:: Request ::
Copy every one of the entries below word for word, leaving out the pictures.
-- Records shown start --
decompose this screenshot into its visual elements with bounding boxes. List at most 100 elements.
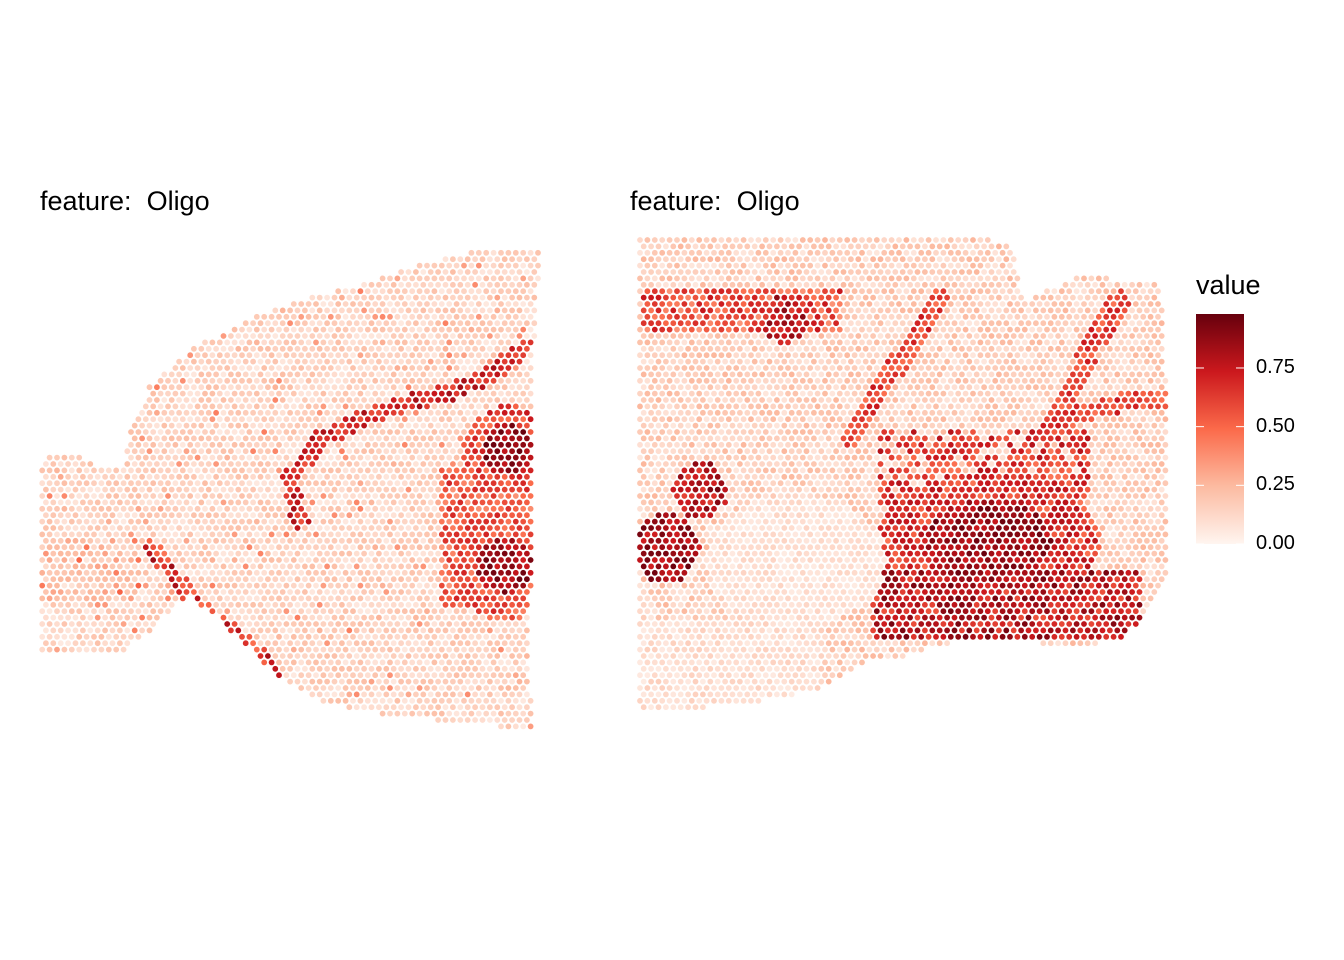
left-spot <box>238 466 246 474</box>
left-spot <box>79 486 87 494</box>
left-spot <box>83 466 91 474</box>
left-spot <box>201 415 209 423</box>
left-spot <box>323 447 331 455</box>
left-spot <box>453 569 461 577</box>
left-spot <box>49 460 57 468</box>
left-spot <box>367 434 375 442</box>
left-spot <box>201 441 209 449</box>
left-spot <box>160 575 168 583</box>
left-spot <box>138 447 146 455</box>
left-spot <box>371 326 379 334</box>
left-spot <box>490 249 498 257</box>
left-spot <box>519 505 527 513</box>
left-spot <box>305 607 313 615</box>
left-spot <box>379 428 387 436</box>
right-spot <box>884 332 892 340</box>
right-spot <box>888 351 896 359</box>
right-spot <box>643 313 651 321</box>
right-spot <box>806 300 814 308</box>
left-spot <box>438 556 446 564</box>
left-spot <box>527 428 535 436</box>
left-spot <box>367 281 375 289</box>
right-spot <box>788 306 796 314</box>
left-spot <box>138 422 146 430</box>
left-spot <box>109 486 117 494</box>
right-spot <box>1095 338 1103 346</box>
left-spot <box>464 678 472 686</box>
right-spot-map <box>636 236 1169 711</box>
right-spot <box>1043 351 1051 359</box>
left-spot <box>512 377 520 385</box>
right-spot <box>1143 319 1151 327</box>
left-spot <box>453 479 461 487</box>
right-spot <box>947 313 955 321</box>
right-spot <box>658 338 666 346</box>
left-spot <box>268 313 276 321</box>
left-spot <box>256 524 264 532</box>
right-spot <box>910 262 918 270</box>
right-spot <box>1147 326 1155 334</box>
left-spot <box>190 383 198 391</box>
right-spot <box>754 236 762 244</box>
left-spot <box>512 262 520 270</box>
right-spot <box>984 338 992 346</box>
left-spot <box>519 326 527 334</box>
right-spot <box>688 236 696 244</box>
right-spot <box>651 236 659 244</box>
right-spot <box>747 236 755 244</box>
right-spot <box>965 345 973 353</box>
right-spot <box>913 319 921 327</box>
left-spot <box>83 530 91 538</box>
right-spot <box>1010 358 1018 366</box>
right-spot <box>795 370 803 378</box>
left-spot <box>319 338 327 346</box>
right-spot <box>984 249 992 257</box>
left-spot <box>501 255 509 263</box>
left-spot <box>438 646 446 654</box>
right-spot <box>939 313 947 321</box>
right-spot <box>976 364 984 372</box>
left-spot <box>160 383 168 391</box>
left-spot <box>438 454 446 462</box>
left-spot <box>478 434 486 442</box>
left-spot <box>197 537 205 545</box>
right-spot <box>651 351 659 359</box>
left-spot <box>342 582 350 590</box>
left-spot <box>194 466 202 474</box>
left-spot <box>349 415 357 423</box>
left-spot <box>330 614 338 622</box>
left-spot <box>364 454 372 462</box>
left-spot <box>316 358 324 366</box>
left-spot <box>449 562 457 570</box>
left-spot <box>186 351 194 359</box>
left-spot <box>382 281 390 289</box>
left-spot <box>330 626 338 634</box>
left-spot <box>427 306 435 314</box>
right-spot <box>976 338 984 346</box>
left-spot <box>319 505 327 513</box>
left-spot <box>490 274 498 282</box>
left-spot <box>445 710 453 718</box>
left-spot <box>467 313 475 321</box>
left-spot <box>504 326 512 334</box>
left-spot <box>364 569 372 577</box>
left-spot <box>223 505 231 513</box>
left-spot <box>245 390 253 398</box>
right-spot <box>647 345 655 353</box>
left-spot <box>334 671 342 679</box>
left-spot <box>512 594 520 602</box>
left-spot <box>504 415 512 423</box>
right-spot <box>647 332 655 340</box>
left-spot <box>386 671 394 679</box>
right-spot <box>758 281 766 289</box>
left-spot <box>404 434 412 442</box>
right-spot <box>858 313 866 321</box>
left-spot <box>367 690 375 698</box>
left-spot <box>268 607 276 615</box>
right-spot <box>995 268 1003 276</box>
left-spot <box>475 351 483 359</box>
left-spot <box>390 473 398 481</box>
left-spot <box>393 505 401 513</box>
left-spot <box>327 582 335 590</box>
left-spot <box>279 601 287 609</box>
-- Records shown end --
:: Worked answer ::
decompose this screenshot into its visual elements with bounding boxes. List at most 100 elements.
left-spot <box>238 466 246 474</box>
left-spot <box>79 486 87 494</box>
left-spot <box>83 466 91 474</box>
left-spot <box>201 415 209 423</box>
left-spot <box>323 447 331 455</box>
left-spot <box>453 569 461 577</box>
left-spot <box>49 460 57 468</box>
left-spot <box>367 434 375 442</box>
left-spot <box>201 441 209 449</box>
left-spot <box>160 575 168 583</box>
left-spot <box>138 447 146 455</box>
left-spot <box>371 326 379 334</box>
left-spot <box>490 249 498 257</box>
left-spot <box>519 505 527 513</box>
left-spot <box>305 607 313 615</box>
left-spot <box>379 428 387 436</box>
right-spot <box>884 332 892 340</box>
right-spot <box>888 351 896 359</box>
right-spot <box>643 313 651 321</box>
right-spot <box>806 300 814 308</box>
left-spot <box>438 556 446 564</box>
left-spot <box>527 428 535 436</box>
left-spot <box>367 281 375 289</box>
right-spot <box>788 306 796 314</box>
left-spot <box>138 422 146 430</box>
left-spot <box>109 486 117 494</box>
right-spot <box>1095 338 1103 346</box>
left-spot <box>464 678 472 686</box>
right-spot-map <box>636 236 1169 711</box>
right-spot <box>1043 351 1051 359</box>
left-spot <box>512 377 520 385</box>
right-spot <box>1143 319 1151 327</box>
left-spot <box>453 479 461 487</box>
right-spot <box>947 313 955 321</box>
right-spot <box>658 338 666 346</box>
left-spot <box>268 313 276 321</box>
left-spot <box>256 524 264 532</box>
right-spot <box>910 262 918 270</box>
right-spot <box>1147 326 1155 334</box>
left-spot <box>190 383 198 391</box>
right-spot <box>754 236 762 244</box>
left-spot <box>512 262 520 270</box>
right-spot <box>984 338 992 346</box>
left-spot <box>519 326 527 334</box>
right-spot <box>688 236 696 244</box>
right-spot <box>651 236 659 244</box>
right-spot <box>747 236 755 244</box>
right-spot <box>965 345 973 353</box>
right-spot <box>913 319 921 327</box>
left-spot <box>83 530 91 538</box>
right-spot <box>1010 358 1018 366</box>
right-spot <box>795 370 803 378</box>
left-spot <box>319 338 327 346</box>
right-spot <box>984 249 992 257</box>
left-spot <box>501 255 509 263</box>
left-spot <box>438 646 446 654</box>
right-spot <box>939 313 947 321</box>
right-spot <box>976 364 984 372</box>
left-spot <box>160 383 168 391</box>
left-spot <box>438 454 446 462</box>
left-spot <box>478 434 486 442</box>
left-spot <box>197 537 205 545</box>
right-spot <box>651 351 659 359</box>
left-spot <box>342 582 350 590</box>
left-spot <box>194 466 202 474</box>
left-spot <box>349 415 357 423</box>
left-spot <box>330 614 338 622</box>
left-spot <box>364 454 372 462</box>
left-spot <box>316 358 324 366</box>
left-spot <box>449 562 457 570</box>
left-spot <box>186 351 194 359</box>
left-spot <box>382 281 390 289</box>
left-spot <box>330 626 338 634</box>
left-spot <box>427 306 435 314</box>
right-spot <box>976 338 984 346</box>
left-spot <box>319 505 327 513</box>
left-spot <box>490 274 498 282</box>
left-spot <box>445 710 453 718</box>
left-spot <box>467 313 475 321</box>
left-spot <box>504 326 512 334</box>
left-spot <box>364 569 372 577</box>
left-spot <box>223 505 231 513</box>
left-spot <box>245 390 253 398</box>
right-spot <box>647 345 655 353</box>
left-spot <box>334 671 342 679</box>
left-spot <box>512 594 520 602</box>
left-spot <box>504 415 512 423</box>
right-spot <box>647 332 655 340</box>
left-spot <box>386 671 394 679</box>
right-spot <box>758 281 766 289</box>
left-spot <box>404 434 412 442</box>
right-spot <box>858 313 866 321</box>
left-spot <box>367 690 375 698</box>
left-spot <box>268 607 276 615</box>
right-spot <box>995 268 1003 276</box>
left-spot <box>475 351 483 359</box>
left-spot <box>390 473 398 481</box>
left-spot <box>393 505 401 513</box>
left-spot <box>327 582 335 590</box>
left-spot <box>279 601 287 609</box>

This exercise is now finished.